## EXERCISE OBJECTIVE:
Say how many lines of the listing below include the string "title" and add nothing else.

## MATERIAL FOR THIS EXERCISE:
________

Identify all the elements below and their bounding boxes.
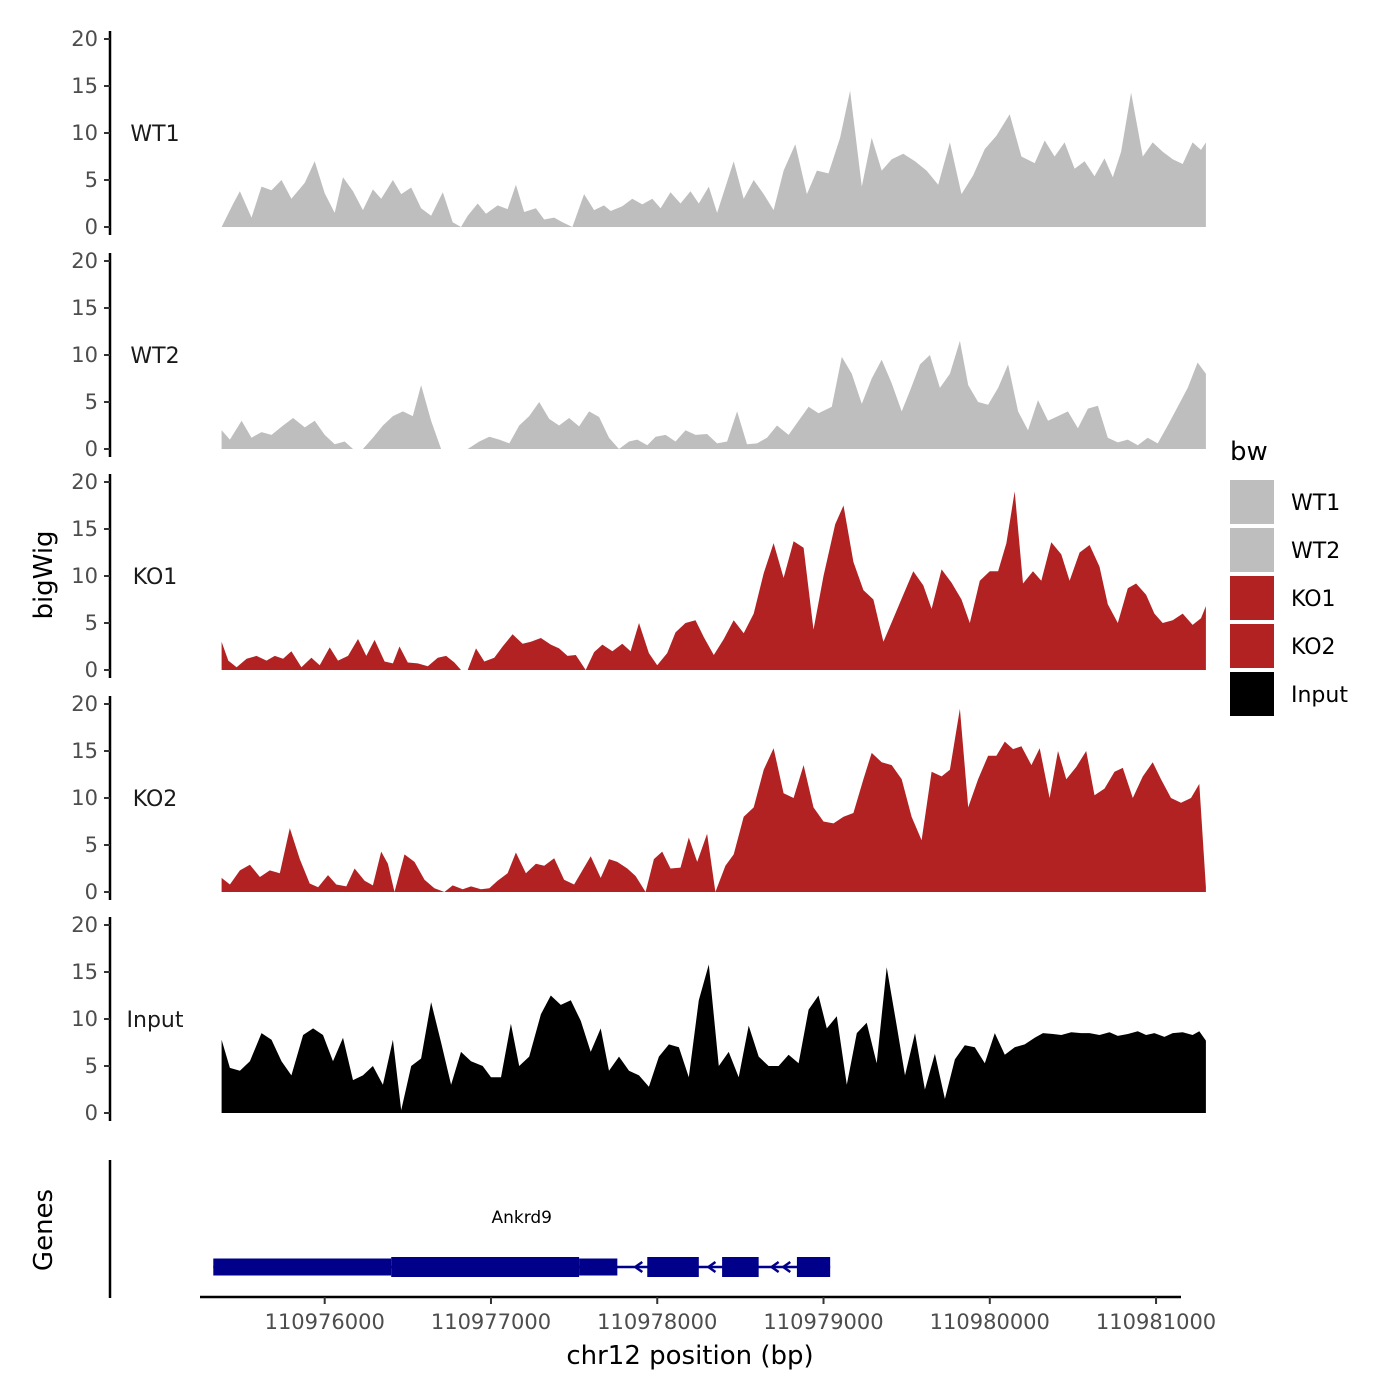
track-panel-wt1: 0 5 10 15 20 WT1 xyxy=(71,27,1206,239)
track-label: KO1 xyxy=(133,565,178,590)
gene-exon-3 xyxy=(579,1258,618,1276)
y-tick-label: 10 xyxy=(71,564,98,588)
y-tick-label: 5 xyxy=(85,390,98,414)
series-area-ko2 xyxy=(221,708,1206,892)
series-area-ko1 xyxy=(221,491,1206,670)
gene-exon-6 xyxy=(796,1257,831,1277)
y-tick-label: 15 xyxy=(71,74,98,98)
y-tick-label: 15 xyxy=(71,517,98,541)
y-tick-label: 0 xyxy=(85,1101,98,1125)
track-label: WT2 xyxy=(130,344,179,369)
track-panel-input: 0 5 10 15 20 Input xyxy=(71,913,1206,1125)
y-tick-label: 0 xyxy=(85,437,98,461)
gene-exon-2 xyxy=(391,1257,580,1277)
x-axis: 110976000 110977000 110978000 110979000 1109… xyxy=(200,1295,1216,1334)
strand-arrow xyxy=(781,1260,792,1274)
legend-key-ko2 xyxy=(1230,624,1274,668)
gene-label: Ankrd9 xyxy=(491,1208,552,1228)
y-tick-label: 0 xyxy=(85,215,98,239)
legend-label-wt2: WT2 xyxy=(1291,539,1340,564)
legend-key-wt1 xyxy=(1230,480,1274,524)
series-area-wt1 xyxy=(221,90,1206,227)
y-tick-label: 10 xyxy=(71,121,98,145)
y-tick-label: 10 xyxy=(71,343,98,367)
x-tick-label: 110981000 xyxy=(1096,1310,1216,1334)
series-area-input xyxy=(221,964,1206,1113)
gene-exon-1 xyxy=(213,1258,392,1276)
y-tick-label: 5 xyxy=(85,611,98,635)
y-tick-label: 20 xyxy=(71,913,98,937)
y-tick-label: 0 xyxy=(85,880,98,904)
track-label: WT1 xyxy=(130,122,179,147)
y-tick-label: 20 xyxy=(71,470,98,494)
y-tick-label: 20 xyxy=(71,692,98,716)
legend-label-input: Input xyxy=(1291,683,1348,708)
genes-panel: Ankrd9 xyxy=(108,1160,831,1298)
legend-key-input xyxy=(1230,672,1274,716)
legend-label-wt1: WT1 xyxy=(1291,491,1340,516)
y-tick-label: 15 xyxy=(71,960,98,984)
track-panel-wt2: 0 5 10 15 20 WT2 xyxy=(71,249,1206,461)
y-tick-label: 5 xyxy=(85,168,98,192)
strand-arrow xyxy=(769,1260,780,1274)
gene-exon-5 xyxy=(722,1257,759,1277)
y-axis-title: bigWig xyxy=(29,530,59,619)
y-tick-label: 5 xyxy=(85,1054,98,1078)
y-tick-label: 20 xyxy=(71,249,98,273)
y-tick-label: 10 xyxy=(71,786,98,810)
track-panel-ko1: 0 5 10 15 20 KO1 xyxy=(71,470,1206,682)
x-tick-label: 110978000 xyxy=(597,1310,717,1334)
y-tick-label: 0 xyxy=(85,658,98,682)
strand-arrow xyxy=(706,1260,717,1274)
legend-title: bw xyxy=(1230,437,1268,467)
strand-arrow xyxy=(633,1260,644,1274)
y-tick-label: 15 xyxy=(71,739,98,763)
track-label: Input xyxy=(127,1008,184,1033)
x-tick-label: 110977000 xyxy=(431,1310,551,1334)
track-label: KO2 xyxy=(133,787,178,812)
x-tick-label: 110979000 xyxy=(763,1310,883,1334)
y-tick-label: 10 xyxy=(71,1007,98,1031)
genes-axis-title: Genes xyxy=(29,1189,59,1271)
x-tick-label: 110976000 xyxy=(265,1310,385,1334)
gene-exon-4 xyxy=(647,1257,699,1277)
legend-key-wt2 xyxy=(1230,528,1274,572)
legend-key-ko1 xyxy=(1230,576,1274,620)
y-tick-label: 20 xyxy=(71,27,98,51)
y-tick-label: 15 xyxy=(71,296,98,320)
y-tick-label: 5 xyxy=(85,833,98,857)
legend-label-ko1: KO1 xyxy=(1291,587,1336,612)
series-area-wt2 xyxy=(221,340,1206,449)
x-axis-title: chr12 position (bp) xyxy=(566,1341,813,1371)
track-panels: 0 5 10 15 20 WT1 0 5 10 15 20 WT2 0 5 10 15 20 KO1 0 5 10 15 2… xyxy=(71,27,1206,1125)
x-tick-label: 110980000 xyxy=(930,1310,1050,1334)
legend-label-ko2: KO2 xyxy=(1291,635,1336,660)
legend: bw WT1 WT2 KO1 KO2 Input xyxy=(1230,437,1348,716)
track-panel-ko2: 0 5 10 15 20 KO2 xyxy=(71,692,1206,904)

________

## RESPONSE:
4